The exercise
Retype every entry in its entirety, without alteration.

· · · ·

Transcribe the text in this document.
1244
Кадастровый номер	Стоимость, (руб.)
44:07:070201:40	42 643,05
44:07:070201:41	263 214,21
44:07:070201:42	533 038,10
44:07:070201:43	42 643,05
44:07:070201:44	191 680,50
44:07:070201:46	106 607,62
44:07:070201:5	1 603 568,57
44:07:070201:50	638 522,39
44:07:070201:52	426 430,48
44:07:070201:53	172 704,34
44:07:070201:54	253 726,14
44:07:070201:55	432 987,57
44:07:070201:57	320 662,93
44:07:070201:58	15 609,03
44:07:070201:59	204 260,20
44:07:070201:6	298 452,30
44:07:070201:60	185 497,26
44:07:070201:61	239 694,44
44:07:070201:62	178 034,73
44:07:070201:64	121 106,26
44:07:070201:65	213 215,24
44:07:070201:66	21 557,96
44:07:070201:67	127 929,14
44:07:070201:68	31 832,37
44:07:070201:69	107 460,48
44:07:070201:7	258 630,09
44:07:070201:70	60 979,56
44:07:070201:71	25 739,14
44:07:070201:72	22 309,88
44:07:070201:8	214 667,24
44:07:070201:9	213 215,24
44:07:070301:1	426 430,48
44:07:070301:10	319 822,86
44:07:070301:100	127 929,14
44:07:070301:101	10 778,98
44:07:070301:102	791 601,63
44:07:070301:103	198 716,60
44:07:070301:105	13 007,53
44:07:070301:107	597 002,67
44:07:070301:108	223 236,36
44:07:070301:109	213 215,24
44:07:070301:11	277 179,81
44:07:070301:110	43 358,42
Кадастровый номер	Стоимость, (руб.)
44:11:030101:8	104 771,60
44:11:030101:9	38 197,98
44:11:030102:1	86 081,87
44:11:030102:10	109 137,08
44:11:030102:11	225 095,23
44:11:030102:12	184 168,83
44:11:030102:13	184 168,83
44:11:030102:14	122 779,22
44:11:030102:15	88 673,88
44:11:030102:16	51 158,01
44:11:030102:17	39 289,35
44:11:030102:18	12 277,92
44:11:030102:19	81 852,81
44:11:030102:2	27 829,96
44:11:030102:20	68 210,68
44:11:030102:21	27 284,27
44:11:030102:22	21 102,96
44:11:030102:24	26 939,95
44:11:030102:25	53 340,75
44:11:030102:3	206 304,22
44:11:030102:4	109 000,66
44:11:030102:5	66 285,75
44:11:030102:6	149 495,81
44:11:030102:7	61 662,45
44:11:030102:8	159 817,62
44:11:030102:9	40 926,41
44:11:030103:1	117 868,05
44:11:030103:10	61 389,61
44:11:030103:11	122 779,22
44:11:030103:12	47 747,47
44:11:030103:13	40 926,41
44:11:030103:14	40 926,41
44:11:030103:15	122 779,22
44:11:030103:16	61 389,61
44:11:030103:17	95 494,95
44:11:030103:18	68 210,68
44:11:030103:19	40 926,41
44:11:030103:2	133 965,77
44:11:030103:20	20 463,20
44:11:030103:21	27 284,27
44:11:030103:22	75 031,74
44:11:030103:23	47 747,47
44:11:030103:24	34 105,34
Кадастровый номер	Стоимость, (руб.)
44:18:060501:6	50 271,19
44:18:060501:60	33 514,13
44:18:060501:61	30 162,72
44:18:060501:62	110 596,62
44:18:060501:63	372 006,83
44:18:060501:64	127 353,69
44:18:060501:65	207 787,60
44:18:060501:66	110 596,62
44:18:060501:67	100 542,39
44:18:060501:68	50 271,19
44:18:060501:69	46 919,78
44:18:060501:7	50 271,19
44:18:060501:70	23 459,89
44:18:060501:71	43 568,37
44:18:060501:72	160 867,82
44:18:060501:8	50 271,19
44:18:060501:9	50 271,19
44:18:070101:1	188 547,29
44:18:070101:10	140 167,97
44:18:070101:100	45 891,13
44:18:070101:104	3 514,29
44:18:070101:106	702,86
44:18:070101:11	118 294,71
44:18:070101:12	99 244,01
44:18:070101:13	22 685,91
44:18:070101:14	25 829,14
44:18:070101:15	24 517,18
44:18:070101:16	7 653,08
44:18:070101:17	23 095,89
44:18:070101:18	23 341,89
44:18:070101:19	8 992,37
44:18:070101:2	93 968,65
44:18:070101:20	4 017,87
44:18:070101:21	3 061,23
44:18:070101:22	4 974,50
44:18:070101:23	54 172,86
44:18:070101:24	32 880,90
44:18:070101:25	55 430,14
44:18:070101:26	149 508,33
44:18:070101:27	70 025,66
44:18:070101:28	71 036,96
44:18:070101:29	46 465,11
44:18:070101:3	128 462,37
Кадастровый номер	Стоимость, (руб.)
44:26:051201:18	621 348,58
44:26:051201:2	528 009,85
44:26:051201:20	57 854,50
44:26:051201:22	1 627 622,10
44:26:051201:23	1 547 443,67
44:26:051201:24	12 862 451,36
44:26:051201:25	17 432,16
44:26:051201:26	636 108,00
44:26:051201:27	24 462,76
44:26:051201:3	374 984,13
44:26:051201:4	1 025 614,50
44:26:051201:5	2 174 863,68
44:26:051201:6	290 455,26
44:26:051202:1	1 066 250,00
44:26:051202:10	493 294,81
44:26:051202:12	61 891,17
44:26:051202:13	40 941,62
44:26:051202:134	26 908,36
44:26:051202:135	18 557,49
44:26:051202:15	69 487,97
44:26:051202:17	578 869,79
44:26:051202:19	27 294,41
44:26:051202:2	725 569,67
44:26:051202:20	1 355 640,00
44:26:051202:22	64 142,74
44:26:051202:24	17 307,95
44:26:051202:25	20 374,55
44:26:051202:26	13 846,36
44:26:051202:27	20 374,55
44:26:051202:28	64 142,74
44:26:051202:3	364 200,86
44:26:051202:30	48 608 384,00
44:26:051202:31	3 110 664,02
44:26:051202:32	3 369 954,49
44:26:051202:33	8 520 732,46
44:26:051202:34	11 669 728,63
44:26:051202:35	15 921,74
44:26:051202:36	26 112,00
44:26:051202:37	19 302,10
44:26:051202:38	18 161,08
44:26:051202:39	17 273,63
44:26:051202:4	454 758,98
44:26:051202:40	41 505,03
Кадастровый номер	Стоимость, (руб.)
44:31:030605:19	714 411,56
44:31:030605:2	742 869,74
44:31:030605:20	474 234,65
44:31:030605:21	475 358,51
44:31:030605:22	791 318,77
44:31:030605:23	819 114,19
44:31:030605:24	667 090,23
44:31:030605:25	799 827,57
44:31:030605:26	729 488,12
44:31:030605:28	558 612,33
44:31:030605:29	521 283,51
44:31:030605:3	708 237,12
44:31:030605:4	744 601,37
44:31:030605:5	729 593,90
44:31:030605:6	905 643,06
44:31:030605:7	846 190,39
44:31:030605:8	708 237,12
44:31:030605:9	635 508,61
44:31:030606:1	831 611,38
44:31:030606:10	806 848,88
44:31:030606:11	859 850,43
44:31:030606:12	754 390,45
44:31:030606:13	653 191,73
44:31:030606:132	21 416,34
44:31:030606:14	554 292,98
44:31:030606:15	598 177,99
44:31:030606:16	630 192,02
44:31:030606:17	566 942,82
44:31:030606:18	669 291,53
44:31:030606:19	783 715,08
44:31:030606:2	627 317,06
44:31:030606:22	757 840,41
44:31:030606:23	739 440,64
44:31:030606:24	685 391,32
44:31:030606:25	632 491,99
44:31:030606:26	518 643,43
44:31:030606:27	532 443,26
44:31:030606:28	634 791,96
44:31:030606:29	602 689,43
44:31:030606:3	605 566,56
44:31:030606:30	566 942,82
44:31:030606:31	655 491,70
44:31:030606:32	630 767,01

· · · ·

Worked solution
Transcribe the text in this document.
1244
Кадастровый номер	Стоимость, (руб.)
44:07:070201:40	42 643,05
44:07:070201:41	263 214,21
44:07:070201:42	533 038,10
44:07:070201:43	42 643,05
44:07:070201:44	191 680,50
44:07:070201:46	106 607,62
44:07:070201:5	1 603 568,57
44:07:070201:50	638 522,39
44:07:070201:52	426 430,48
44:07:070201:53	172 704,34
44:07:070201:54	253 726,14
44:07:070201:55	432 987,57
44:07:070201:57	320 662,93
44:07:070201:58	15 609,03
44:07:070201:59	204 260,20
44:07:070201:6	298 452,30
44:07:070201:60	185 497,26
44:07:070201:61	239 694,44
44:07:070201:62	178 034,73
44:07:070201:64	121 106,26
44:07:070201:65	213 215,24
44:07:070201:66	21 557,96
44:07:070201:67	127 929,14
44:07:070201:68	31 832,37
44:07:070201:69	107 460,48
44:07:070201:7	258 630,09
44:07:070201:70	60 979,56
44:07:070201:71	25 739,14
44:07:070201:72	22 309,88
44:07:070201:8	214 667,24
44:07:070201:9	213 215,24
44:07:070301:1	426 430,48
44:07:070301:10	319 822,86
44:07:070301:100	127 929,14
44:07:070301:101	10 778,98
44:07:070301:102	791 601,63
44:07:070301:103	198 716,60
44:07:070301:105	13 007,53
44:07:070301:107	597 002,67
44:07:070301:108	223 236,36
44:07:070301:109	213 215,24
44:07:070301:11	277 179,81
44:07:070301:110	43 358,42
Кадастровый номер	Стоимость, (руб.)
44:11:030101:8	104 771,60
44:11:030101:9	38 197,98
44:11:030102:1	86 081,87
44:11:030102:10	109 137,08
44:11:030102:11	225 095,23
44:11:030102:12	184 168,83
44:11:030102:13	184 168,83
44:11:030102:14	122 779,22
44:11:030102:15	88 673,88
44:11:030102:16	51 158,01
44:11:030102:17	39 289,35
44:11:030102:18	12 277,92
44:11:030102:19	81 852,81
44:11:030102:2	27 829,96
44:11:030102:20	68 210,68
44:11:030102:21	27 284,27
44:11:030102:22	21 102,96
44:11:030102:24	26 939,95
44:11:030102:25	53 340,75
44:11:030102:3	206 304,22
44:11:030102:4	109 000,66
44:11:030102:5	66 285,75
44:11:030102:6	149 495,81
44:11:030102:7	61 662,45
44:11:030102:8	159 817,62
44:11:030102:9	40 926,41
44:11:030103:1	117 868,05
44:11:030103:10	61 389,61
44:11:030103:11	122 779,22
44:11:030103:12	47 747,47
44:11:030103:13	40 926,41
44:11:030103:14	40 926,41
44:11:030103:15	122 779,22
44:11:030103:16	61 389,61
44:11:030103:17	95 494,95
44:11:030103:18	68 210,68
44:11:030103:19	40 926,41
44:11:030103:2	133 965,77
44:11:030103:20	20 463,20
44:11:030103:21	27 284,27
44:11:030103:22	75 031,74
44:11:030103:23	47 747,47
44:11:030103:24	34 105,34
Кадастровый номер	Стоимость, (руб.)
44:18:060501:6	50 271,19
44:18:060501:60	33 514,13
44:18:060501:61	30 162,72
44:18:060501:62	110 596,62
44:18:060501:63	372 006,83
44:18:060501:64	127 353,69
44:18:060501:65	207 787,60
44:18:060501:66	110 596,62
44:18:060501:67	100 542,39
44:18:060501:68	50 271,19
44:18:060501:69	46 919,78
44:18:060501:7	50 271,19
44:18:060501:70	23 459,89
44:18:060501:71	43 568,37
44:18:060501:72	160 867,82
44:18:060501:8	50 271,19
44:18:060501:9	50 271,19
44:18:070101:1	188 547,29
44:18:070101:10	140 167,97
44:18:070101:100	45 891,13
44:18:070101:104	3 514,29
44:18:070101:106	702,86
44:18:070101:11	118 294,71
44:18:070101:12	99 244,01
44:18:070101:13	22 685,91
44:18:070101:14	25 829,14
44:18:070101:15	24 517,18
44:18:070101:16	7 653,08
44:18:070101:17	23 095,89
44:18:070101:18	23 341,89
44:18:070101:19	8 992,37
44:18:070101:2	93 968,65
44:18:070101:20	4 017,87
44:18:070101:21	3 061,23
44:18:070101:22	4 974,50
44:18:070101:23	54 172,86
44:18:070101:24	32 880,90
44:18:070101:25	55 430,14
44:18:070101:26	149 508,33
44:18:070101:27	70 025,66
44:18:070101:28	71 036,96
44:18:070101:29	46 465,11
44:18:070101:3	128 462,37
Кадастровый номер	Стоимость, (руб.)
44:26:051201:18	621 348,58
44:26:051201:2	528 009,85
44:26:051201:20	57 854,50
44:26:051201:22	1 627 622,10
44:26:051201:23	1 547 443,67
44:26:051201:24	12 862 451,36
44:26:051201:25	17 432,16
44:26:051201:26	636 108,00
44:26:051201:27	24 462,76
44:26:051201:3	374 984,13
44:26:051201:4	1 025 614,50
44:26:051201:5	2 174 863,68
44:26:051201:6	290 455,26
44:26:051202:1	1 066 250,00
44:26:051202:10	493 294,81
44:26:051202:12	61 891,17
44:26:051202:13	40 941,62
44:26:051202:134	26 908,36
44:26:051202:135	18 557,49
44:26:051202:15	69 487,97
44:26:051202:17	578 869,79
44:26:051202:19	27 294,41
44:26:051202:2	725 569,67
44:26:051202:20	1 355 640,00
44:26:051202:22	64 142,74
44:26:051202:24	17 307,95
44:26:051202:25	20 374,55
44:26:051202:26	13 846,36
44:26:051202:27	20 374,55
44:26:051202:28	64 142,74
44:26:051202:3	364 200,86
44:26:051202:30	48 608 384,00
44:26:051202:31	3 110 664,02
44:26:051202:32	3 369 954,49
44:26:051202:33	8 520 732,46
44:26:051202:34	11 669 728,63
44:26:051202:35	15 921,74
44:26:051202:36	26 112,00
44:26:051202:37	19 302,10
44:26:051202:38	18 161,08
44:26:051202:39	17 273,63
44:26:051202:4	454 758,98
44:26:051202:40	41 505,03
Кадастровый номер	Стоимость, (руб.)
44:31:030605:19	714 411,56
44:31:030605:2	742 869,74
44:31:030605:20	474 234,65
44:31:030605:21	475 358,51
44:31:030605:22	791 318,77
44:31:030605:23	819 114,19
44:31:030605:24	667 090,23
44:31:030605:25	799 827,57
44:31:030605:26	729 488,12
44:31:030605:28	558 612,33
44:31:030605:29	521 283,51
44:31:030605:3	708 237,12
44:31:030605:4	744 601,37
44:31:030605:5	729 593,90
44:31:030605:6	905 643,06
44:31:030605:7	846 190,39
44:31:030605:8	708 237,12
44:31:030605:9	635 508,61
44:31:030606:1	831 611,38
44:31:030606:10	806 848,88
44:31:030606:11	859 850,43
44:31:030606:12	754 390,45
44:31:030606:13	653 191,73
44:31:030606:132	21 416,34
44:31:030606:14	554 292,98
44:31:030606:15	598 177,99
44:31:030606:16	630 192,02
44:31:030606:17	566 942,82
44:31:030606:18	669 291,53
44:31:030606:19	783 715,08
44:31:030606:2	627 317,06
44:31:030606:22	757 840,41
44:31:030606:23	739 440,64
44:31:030606:24	685 391,32
44:31:030606:25	632 491,99
44:31:030606:26	518 643,43
44:31:030606:27	532 443,26
44:31:030606:28	634 791,96
44:31:030606:29	602 689,43
44:31:030606:3	605 566,56
44:31:030606:30	566 942,82
44:31:030606:31	655 491,70
44:31:030606:32	630 767,01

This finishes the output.